> **WHAT IS EXPECTED**
Reproduce the records word for word, starting at their first line and stopping after the line that contains "- cell-top-stock: 鹏辉能源: [410, 185, 579, 223]", with that line included and nothing beyond it.

----

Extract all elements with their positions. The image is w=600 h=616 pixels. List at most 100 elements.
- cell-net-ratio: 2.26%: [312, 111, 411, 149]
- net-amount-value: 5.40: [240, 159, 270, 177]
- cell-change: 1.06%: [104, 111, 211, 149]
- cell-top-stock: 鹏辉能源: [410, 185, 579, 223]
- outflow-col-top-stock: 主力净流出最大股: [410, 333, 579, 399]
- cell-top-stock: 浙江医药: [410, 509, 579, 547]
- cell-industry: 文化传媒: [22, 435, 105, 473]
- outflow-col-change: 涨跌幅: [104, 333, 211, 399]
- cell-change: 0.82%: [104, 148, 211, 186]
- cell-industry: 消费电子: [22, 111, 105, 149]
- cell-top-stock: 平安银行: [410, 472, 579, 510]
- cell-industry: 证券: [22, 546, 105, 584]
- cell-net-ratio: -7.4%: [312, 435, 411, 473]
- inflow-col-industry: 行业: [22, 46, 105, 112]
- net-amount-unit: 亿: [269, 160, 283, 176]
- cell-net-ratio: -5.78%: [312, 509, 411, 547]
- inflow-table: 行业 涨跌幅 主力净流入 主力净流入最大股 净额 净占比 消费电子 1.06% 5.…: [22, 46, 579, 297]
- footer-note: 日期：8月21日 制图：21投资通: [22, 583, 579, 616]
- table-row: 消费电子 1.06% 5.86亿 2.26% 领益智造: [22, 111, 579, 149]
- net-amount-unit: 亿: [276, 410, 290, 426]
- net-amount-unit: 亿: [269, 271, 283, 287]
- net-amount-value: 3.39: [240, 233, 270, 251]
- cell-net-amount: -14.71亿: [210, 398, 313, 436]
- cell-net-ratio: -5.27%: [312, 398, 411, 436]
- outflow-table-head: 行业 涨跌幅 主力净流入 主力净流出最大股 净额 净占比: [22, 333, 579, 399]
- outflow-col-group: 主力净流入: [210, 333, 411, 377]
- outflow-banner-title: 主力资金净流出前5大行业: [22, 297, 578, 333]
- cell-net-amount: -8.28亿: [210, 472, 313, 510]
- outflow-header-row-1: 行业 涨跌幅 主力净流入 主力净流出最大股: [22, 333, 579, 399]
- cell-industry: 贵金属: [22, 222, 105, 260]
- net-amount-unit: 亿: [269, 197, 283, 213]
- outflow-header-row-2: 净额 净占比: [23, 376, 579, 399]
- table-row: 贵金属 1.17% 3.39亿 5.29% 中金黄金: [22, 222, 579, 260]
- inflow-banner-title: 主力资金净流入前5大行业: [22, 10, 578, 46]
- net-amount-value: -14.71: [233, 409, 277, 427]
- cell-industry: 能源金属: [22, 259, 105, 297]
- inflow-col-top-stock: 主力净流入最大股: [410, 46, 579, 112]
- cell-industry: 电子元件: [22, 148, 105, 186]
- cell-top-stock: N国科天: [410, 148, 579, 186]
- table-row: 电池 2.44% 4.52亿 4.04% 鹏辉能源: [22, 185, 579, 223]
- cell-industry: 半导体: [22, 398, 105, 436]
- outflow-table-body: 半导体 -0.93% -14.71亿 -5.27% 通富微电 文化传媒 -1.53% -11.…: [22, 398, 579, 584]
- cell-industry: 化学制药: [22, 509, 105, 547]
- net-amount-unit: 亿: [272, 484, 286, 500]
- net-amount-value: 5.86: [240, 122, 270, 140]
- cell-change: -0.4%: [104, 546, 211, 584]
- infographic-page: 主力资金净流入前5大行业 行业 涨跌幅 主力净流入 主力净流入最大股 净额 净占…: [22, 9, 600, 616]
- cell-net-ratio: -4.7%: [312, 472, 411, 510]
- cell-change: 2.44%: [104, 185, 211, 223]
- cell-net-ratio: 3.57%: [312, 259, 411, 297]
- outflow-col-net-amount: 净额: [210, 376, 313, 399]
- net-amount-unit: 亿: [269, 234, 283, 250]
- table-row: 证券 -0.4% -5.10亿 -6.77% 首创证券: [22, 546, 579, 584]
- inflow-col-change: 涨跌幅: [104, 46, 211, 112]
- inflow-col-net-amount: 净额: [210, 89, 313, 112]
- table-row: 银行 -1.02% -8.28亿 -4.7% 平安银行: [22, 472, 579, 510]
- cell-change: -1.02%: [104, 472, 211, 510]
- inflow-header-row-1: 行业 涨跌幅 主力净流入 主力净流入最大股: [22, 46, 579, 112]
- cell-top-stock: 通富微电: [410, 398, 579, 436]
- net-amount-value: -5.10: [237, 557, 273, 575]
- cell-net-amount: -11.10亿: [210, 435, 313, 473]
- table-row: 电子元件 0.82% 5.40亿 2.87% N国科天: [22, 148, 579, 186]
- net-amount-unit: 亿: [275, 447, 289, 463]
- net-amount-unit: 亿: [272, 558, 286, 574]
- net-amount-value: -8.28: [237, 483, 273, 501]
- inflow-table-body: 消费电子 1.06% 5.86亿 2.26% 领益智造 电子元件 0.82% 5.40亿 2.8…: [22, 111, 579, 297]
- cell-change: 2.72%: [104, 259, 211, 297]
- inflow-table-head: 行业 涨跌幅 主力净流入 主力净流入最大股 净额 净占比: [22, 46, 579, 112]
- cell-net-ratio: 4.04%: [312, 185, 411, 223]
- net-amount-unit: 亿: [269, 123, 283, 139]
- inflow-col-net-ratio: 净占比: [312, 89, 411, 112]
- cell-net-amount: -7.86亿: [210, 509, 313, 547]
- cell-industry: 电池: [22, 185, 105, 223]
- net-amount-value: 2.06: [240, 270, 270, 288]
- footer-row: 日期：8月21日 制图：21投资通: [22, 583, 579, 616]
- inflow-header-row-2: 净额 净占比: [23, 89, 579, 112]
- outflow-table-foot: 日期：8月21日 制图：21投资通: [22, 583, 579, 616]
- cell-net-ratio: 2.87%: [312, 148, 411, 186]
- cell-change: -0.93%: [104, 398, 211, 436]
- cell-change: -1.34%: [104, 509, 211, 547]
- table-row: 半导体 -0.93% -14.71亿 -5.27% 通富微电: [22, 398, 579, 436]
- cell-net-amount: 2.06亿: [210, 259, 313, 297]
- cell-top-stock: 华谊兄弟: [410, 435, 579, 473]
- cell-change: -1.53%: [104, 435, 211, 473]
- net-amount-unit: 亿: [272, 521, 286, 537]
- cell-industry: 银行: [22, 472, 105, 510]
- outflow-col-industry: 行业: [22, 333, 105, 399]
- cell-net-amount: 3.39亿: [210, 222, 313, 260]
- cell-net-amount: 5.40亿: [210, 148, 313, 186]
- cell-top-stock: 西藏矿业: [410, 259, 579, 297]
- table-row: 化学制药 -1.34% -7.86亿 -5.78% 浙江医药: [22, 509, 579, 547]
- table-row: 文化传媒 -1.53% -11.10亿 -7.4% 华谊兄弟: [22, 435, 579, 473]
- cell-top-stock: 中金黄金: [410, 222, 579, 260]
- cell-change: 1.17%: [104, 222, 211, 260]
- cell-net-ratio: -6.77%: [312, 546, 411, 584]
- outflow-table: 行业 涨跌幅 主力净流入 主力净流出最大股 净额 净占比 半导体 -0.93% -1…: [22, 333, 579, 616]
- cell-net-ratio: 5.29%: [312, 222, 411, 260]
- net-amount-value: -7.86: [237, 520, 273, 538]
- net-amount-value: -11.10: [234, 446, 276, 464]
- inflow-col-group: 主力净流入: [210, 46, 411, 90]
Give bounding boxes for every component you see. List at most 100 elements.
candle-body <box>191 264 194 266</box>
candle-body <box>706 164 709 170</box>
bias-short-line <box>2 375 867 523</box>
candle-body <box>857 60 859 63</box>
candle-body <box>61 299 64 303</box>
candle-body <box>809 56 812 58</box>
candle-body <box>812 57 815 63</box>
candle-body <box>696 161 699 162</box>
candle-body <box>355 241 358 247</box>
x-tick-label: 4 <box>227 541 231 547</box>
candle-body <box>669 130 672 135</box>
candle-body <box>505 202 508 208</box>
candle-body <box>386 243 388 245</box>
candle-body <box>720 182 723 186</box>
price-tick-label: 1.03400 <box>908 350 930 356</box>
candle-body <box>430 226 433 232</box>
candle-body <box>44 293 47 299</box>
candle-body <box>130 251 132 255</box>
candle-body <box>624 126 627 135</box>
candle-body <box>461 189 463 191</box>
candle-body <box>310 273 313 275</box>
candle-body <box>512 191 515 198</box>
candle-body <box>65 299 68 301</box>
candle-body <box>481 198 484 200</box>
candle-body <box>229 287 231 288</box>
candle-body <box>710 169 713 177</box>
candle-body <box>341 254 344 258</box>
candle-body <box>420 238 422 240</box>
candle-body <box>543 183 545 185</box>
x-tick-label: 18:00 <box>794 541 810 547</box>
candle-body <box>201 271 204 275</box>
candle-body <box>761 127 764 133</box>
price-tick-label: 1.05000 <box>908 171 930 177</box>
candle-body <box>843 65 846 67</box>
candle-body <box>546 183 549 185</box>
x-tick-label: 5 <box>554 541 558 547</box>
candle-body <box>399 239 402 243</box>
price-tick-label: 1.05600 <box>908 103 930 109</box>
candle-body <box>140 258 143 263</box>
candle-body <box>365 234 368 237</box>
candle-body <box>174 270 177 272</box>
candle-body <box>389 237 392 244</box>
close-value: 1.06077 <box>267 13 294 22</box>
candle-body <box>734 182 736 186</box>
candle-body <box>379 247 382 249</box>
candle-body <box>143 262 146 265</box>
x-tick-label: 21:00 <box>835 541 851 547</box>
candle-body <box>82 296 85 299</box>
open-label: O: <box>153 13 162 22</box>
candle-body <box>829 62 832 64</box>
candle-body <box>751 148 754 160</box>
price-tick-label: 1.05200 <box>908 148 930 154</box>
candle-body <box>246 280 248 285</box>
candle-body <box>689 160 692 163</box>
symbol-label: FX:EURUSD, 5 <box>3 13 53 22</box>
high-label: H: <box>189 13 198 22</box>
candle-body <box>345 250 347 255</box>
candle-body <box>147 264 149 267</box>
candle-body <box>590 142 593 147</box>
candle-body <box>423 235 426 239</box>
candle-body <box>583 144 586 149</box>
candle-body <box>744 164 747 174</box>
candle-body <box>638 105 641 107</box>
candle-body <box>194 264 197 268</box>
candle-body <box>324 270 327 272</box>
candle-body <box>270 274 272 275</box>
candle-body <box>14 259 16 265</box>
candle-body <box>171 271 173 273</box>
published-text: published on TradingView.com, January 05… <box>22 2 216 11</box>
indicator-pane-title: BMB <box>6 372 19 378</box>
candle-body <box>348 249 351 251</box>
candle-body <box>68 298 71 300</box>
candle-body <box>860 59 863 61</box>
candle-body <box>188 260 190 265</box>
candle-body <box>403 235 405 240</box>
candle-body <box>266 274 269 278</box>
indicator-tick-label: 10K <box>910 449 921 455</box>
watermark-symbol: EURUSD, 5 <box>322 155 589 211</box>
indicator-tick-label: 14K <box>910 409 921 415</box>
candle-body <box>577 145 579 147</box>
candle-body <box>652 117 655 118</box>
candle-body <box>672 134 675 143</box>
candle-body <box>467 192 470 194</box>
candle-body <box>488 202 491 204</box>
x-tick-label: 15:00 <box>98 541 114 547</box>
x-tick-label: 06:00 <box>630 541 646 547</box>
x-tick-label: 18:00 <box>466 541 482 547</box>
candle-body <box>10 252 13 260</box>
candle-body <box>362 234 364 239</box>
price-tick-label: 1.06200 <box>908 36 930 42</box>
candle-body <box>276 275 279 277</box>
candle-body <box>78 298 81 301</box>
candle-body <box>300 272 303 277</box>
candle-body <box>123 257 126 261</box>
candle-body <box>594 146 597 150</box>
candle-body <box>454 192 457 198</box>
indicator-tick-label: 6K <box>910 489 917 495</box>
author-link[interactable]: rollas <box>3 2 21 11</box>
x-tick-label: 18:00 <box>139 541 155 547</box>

----

> **RESPONSE TO THE TASK**
Extract all elements with their positions. The image is w=600 h=616 pixels. List at most 100 elements.
- cell-net-ratio: 2.26%: [312, 111, 411, 149]
- net-amount-value: 5.40: [240, 159, 270, 177]
- cell-change: 1.06%: [104, 111, 211, 149]
- cell-top-stock: 鹏辉能源: [410, 185, 579, 223]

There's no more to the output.